- Task to complete: Exactly reproduce each entry, leaving out nothing.

-- Start of Excerpted data --

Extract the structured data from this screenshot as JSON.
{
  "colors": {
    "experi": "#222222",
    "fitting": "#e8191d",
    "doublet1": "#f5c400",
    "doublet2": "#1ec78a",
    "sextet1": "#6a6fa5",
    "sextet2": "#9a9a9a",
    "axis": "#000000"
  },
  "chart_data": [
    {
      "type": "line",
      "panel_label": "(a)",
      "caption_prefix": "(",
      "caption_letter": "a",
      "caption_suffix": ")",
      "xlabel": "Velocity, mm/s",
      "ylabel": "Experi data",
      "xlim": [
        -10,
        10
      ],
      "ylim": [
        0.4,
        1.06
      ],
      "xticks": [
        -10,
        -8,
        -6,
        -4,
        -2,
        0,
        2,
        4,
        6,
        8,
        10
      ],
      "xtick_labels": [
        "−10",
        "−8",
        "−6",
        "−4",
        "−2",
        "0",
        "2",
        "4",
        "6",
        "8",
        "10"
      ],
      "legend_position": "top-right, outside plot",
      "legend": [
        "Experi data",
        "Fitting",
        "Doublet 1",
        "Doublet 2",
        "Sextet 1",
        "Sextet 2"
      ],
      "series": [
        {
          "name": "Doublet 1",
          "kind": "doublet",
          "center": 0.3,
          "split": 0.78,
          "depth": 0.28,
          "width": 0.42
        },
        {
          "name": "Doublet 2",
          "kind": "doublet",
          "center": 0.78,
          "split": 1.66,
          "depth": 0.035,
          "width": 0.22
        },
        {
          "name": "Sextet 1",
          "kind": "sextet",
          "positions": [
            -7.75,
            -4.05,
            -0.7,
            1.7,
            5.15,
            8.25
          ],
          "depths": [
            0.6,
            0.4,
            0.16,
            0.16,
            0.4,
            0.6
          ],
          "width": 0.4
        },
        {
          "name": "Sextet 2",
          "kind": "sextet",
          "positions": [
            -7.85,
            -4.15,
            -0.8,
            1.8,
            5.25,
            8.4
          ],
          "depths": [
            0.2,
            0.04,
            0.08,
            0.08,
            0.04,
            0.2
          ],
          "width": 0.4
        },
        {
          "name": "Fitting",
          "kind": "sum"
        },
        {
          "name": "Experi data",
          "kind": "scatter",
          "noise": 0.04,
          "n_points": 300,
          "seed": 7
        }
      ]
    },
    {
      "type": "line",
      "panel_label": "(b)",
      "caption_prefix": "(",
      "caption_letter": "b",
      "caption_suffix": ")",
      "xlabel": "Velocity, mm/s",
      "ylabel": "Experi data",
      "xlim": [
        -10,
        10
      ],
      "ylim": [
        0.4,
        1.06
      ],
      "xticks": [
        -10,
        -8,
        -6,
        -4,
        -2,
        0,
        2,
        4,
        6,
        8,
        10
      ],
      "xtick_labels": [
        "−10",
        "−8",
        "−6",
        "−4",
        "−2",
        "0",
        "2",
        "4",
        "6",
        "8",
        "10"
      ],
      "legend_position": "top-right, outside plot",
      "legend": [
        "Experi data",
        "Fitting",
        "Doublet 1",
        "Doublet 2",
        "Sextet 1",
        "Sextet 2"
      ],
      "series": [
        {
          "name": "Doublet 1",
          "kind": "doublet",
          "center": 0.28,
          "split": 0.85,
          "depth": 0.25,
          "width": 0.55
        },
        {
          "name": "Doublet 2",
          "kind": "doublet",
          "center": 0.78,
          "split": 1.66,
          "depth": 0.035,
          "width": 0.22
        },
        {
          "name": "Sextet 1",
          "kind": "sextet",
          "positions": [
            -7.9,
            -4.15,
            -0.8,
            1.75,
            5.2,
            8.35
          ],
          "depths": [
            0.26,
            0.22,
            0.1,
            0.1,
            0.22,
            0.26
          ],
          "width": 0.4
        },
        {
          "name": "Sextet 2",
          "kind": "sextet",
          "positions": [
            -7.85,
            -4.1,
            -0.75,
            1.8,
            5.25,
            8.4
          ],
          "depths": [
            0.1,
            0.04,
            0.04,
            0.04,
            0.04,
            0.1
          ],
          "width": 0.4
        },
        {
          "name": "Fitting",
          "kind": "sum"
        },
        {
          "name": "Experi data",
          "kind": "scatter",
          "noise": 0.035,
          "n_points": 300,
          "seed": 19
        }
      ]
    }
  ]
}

-- End of Excerpted data --

- Written reply:
Extract the structured data from this screenshot as JSON.
{
  "colors": {
    "experi": "#222222",
    "fitting": "#e8191d",
    "doublet1": "#f5c400",
    "doublet2": "#1ec78a",
    "sextet1": "#6a6fa5",
    "sextet2": "#9a9a9a",
    "axis": "#000000"
  },
  "chart_data": [
    {
      "type": "line",
      "panel_label": "(a)",
      "caption_prefix": "(",
      "caption_letter": "a",
      "caption_suffix": ")",
      "xlabel": "Velocity, mm/s",
      "ylabel": "Experi data",
      "xlim": [
        -10,
        10
      ],
      "ylim": [
        0.4,
        1.06
      ],
      "xticks": [
        -10,
        -8,
        -6,
        -4,
        -2,
        0,
        2,
        4,
        6,
        8,
        10
      ],
      "xtick_labels": [
        "−10",
        "−8",
        "−6",
        "−4",
        "−2",
        "0",
        "2",
        "4",
        "6",
        "8",
        "10"
      ],
      "legend_position": "top-right, outside plot",
      "legend": [
        "Experi data",
        "Fitting",
        "Doublet 1",
        "Doublet 2",
        "Sextet 1",
        "Sextet 2"
      ],
      "series": [
        {
          "name": "Doublet 1",
          "kind": "doublet",
          "center": 0.3,
          "split": 0.78,
          "depth": 0.28,
          "width": 0.42
        },
        {
          "name": "Doublet 2",
          "kind": "doublet",
          "center": 0.78,
          "split": 1.66,
          "depth": 0.035,
          "width": 0.22
        },
        {
          "name": "Sextet 1",
          "kind": "sextet",
          "positions": [
            -7.75,
            -4.05,
            -0.7,
            1.7,
            5.15,
            8.25
          ],
          "depths": [
            0.6,
            0.4,
            0.16,
            0.16,
            0.4,
            0.6
          ],
          "width": 0.4
        },
        {
          "name": "Sextet 2",
          "kind": "sextet",
          "positions": [
            -7.85,
            -4.15,
            -0.8,
            1.8,
            5.25,
            8.4
          ],
          "depths": [
            0.2,
            0.04,
            0.08,
            0.08,
            0.04,
            0.2
          ],
          "width": 0.4
        },
        {
          "name": "Fitting",
          "kind": "sum"
        },
        {
          "name": "Experi data",
          "kind": "scatter",
          "noise": 0.04,
          "n_points": 300,
          "seed": 7
        }
      ]
    },
    {
      "type": "line",
      "panel_label": "(b)",
      "caption_prefix": "(",
      "caption_letter": "b",
      "caption_suffix": ")",
      "xlabel": "Velocity, mm/s",
      "ylabel": "Experi data",
      "xlim": [
        -10,
        10
      ],
      "ylim": [
        0.4,
        1.06
      ],
      "xticks": [
        -10,
        -8,
        -6,
        -4,
        -2,
        0,
        2,
        4,
        6,
        8,
        10
      ],
      "xtick_labels": [
        "−10",
        "−8",
        "−6",
        "−4",
        "−2",
        "0",
        "2",
        "4",
        "6",
        "8",
        "10"
      ],
      "legend_position": "top-right, outside plot",
      "legend": [
        "Experi data",
        "Fitting",
        "Doublet 1",
        "Doublet 2",
        "Sextet 1",
        "Sextet 2"
      ],
      "series": [
        {
          "name": "Doublet 1",
          "kind": "doublet",
          "center": 0.28,
          "split": 0.85,
          "depth": 0.25,
          "width": 0.55
        },
        {
          "name": "Doublet 2",
          "kind": "doublet",
          "center": 0.78,
          "split": 1.66,
          "depth": 0.035,
          "width": 0.22
        },
        {
          "name": "Sextet 1",
          "kind": "sextet",
          "positions": [
            -7.9,
            -4.15,
            -0.8,
            1.75,
            5.2,
            8.35
          ],
          "depths": [
            0.26,
            0.22,
            0.1,
            0.1,
            0.22,
            0.26
          ],
          "width": 0.4
        },
        {
          "name": "Sextet 2",
          "kind": "sextet",
          "positions": [
            -7.85,
            -4.1,
            -0.75,
            1.8,
            5.25,
            8.4
          ],
          "depths": [
            0.1,
            0.04,
            0.04,
            0.04,
            0.04,
            0.1
          ],
          "width": 0.4
        },
        {
          "name": "Fitting",
          "kind": "sum"
        },
        {
          "name": "Experi data",
          "kind": "scatter",
          "noise": 0.035,
          "n_points": 300,
          "seed": 19
        }
      ]
    }
  ]
}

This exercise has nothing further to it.